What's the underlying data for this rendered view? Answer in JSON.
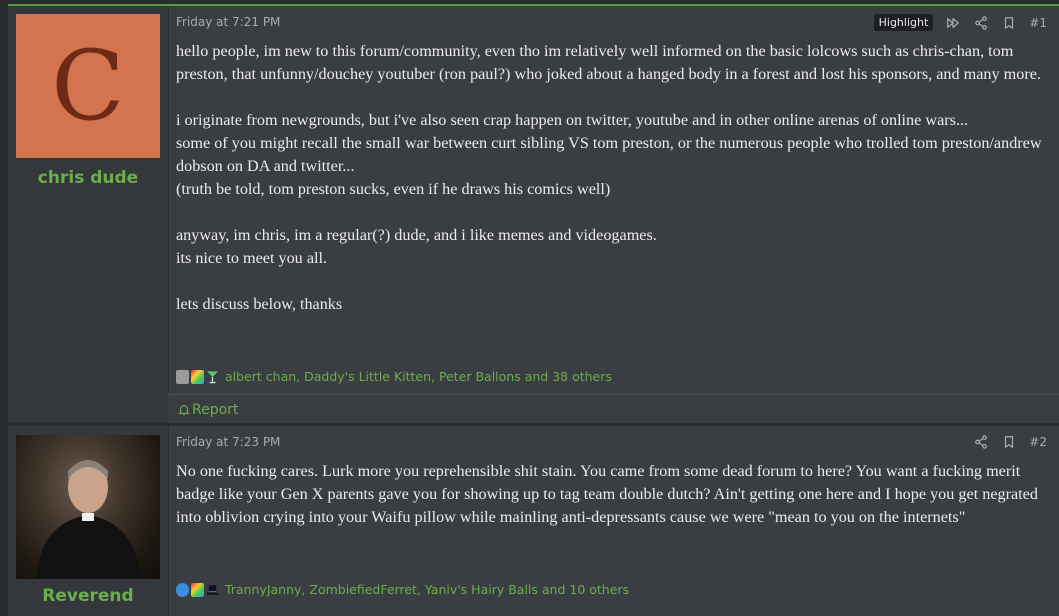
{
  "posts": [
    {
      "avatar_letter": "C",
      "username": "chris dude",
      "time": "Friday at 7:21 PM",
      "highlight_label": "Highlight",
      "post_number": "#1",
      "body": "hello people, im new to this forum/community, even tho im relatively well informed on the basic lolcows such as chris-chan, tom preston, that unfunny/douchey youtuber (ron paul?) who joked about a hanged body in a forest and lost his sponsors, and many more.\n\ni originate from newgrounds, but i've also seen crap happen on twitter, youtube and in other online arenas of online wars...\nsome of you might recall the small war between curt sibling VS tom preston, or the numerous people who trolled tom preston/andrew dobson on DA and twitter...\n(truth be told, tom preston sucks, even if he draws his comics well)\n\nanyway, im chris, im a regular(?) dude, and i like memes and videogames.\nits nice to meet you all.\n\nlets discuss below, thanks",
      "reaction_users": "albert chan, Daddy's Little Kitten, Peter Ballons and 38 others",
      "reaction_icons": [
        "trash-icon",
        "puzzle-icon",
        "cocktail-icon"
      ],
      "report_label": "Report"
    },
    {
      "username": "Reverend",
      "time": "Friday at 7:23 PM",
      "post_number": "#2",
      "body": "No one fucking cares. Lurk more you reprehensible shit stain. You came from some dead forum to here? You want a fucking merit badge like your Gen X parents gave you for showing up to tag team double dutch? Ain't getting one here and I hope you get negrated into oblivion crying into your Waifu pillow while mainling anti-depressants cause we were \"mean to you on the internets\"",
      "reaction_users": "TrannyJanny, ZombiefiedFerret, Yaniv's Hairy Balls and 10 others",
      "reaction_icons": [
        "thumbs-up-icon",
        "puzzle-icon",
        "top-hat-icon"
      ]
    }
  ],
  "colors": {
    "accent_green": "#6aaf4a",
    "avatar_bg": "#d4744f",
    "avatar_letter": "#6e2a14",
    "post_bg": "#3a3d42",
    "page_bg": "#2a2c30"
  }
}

* * *

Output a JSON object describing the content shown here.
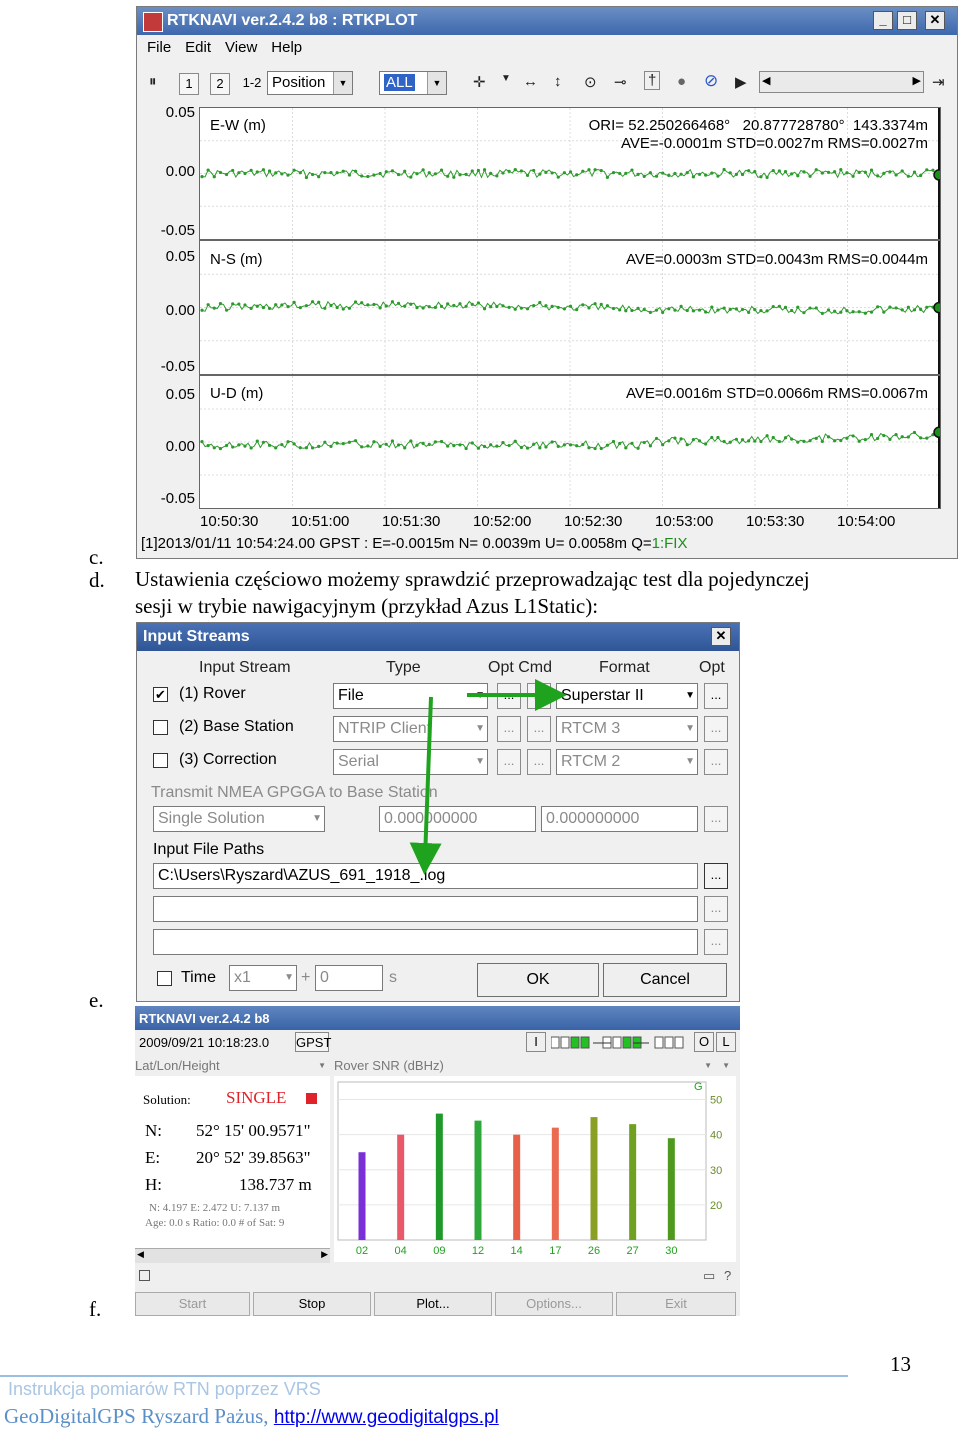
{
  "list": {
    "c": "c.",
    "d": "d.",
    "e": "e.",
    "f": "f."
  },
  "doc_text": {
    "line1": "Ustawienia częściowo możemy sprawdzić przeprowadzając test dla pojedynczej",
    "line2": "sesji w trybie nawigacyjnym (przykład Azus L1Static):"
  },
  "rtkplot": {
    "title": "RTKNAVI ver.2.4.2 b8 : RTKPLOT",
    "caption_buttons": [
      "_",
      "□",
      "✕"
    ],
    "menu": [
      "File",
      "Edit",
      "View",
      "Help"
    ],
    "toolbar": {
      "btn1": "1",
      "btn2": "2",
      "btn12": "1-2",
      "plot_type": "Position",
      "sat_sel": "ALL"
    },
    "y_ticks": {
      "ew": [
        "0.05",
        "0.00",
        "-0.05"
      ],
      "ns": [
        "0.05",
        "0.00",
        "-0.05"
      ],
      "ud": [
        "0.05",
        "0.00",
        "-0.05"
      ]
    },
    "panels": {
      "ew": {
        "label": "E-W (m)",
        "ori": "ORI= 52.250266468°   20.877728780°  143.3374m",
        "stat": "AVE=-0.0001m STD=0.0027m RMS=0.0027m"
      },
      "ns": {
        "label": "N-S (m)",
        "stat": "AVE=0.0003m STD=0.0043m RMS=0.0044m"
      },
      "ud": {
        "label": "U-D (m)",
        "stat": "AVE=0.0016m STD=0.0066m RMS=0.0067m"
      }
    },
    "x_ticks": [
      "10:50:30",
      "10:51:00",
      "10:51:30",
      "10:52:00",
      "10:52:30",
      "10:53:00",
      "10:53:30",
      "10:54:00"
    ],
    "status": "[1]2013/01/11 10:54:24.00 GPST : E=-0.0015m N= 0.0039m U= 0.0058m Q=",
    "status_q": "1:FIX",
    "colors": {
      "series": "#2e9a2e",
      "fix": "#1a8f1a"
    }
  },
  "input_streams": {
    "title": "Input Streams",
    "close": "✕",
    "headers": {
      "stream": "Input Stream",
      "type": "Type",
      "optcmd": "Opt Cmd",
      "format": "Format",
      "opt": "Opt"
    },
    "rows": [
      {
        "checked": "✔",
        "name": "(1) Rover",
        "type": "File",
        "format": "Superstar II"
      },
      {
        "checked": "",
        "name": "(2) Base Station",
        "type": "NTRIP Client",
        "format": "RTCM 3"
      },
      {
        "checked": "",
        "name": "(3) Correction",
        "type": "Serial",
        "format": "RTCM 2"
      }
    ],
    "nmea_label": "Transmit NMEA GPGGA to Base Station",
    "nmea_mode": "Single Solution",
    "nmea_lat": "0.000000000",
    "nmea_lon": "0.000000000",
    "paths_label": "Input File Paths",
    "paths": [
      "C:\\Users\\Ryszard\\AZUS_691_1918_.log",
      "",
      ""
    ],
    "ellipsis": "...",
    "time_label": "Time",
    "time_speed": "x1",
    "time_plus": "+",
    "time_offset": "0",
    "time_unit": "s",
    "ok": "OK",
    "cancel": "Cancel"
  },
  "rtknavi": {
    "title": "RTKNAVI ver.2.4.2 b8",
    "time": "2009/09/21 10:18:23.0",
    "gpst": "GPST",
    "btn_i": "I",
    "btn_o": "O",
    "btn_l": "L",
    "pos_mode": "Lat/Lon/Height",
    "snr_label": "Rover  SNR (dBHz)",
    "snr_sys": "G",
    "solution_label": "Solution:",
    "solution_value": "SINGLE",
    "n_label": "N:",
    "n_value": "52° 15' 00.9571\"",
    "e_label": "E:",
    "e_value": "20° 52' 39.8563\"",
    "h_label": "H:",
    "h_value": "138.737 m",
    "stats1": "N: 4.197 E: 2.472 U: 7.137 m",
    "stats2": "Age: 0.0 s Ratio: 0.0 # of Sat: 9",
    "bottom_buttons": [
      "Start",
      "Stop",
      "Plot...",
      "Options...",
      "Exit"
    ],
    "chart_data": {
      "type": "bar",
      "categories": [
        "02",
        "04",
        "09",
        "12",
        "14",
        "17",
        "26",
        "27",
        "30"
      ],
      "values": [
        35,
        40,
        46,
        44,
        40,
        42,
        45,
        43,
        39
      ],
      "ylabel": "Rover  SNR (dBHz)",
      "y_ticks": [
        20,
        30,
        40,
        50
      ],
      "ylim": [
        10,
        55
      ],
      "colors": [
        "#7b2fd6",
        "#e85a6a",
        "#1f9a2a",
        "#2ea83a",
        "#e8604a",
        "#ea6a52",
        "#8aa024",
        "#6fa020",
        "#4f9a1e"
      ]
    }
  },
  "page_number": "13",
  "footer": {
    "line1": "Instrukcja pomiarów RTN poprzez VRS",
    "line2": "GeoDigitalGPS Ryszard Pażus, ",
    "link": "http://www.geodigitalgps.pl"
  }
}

* * *

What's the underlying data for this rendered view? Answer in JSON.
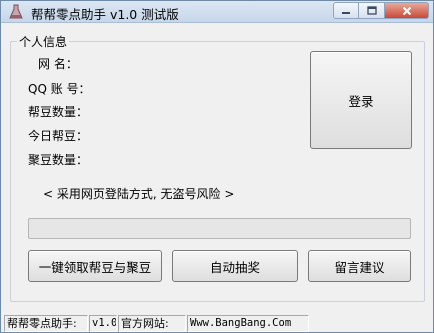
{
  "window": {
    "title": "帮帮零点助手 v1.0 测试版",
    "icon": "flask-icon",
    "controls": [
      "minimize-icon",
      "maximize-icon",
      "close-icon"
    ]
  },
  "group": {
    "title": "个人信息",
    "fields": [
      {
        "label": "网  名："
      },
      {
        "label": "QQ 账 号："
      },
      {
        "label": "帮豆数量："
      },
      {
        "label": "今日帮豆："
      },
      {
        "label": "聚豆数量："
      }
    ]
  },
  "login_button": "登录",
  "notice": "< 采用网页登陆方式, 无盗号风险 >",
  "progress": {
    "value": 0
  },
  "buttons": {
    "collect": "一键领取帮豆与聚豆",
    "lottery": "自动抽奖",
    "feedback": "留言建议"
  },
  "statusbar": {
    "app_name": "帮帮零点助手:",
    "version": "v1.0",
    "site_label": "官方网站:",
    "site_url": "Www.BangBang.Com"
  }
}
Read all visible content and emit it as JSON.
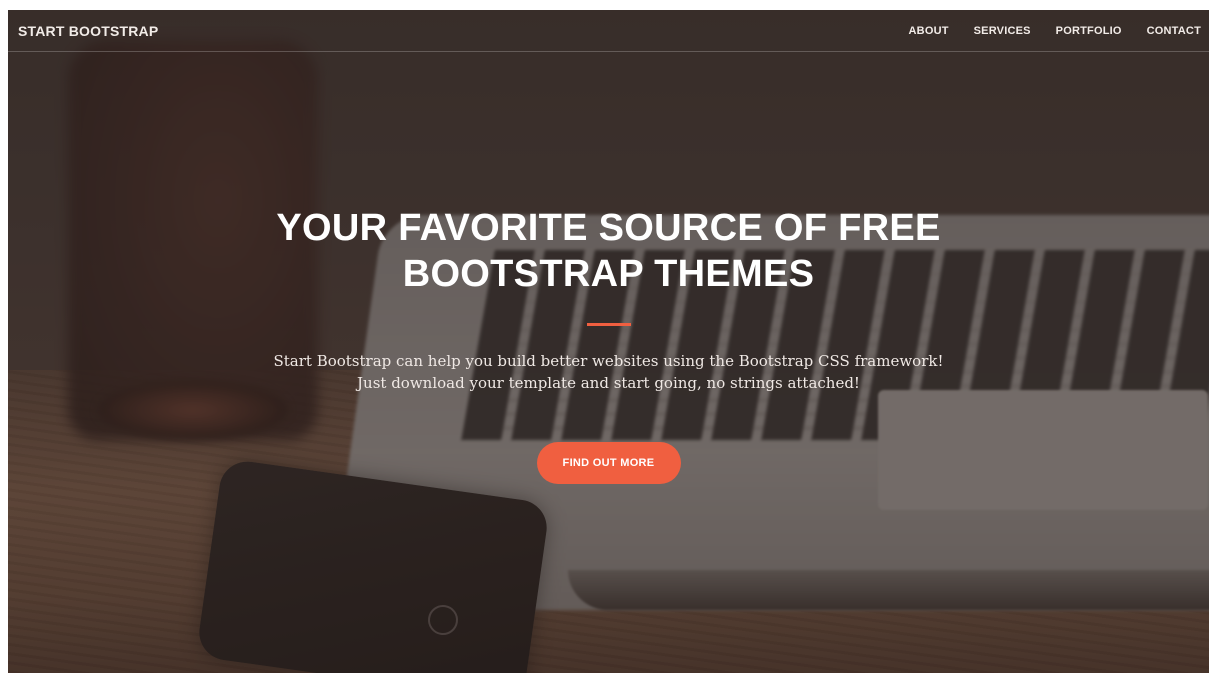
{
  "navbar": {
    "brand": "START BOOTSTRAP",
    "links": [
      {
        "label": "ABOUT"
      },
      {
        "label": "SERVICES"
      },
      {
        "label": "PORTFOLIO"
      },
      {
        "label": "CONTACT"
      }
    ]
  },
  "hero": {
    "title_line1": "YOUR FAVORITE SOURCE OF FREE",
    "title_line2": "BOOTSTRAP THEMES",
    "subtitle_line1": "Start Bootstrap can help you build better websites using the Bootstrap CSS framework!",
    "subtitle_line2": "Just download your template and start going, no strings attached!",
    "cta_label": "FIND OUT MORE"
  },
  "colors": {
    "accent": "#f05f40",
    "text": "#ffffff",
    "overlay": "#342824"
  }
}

**Required task:** Report only the number of lines that hold the string "Rover" in this listing.

**Task response:** 3